*Task details*. Word for word, copy all the data and drop the pictures.

⁂

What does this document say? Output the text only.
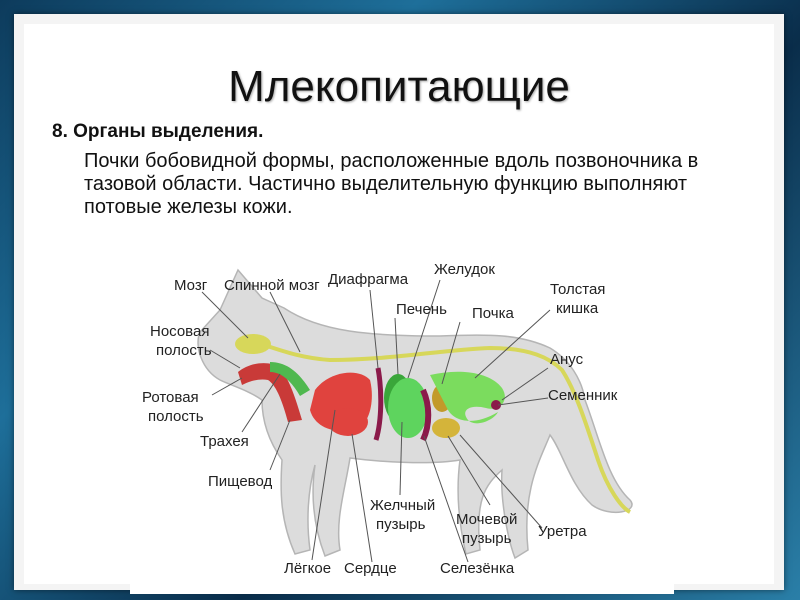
Млекопитающие
8. Органы выделения.
Почки бобовидной формы, расположенные вдоль позвоночника в тазовой области. Частично выделительную функцию выполняют потовые железы кожи.
Мозг Спинной мозг Диафрагма
Желудок
Печень Почка
Толстая
кишка
Носовая
полость
Анус
Ротовая
полость
Семенник
Трахея
Пищевод
Желчный
пузырь Мочевой
пузырь Уретра
Лёгкое Сердце	Селезёнка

⁂

*Result for this task*.
What does this document say? Output the text only.
Млекопитающие
8. Органы выделения.
Почки бобовидной формы, расположенные вдоль позвоночника в тазовой области. Частично выделительную функцию выполняют потовые железы кожи.
Мозг Спинной мозг Диафрагма
Желудок
Печень Почка
Толстая
кишка
Носовая
полость
Анус
Ротовая
полость
Семенник
Трахея
Пищевод
Желчный
пузырь Мочевой
пузырь Уретра
Лёгкое Сердце	Селезёнка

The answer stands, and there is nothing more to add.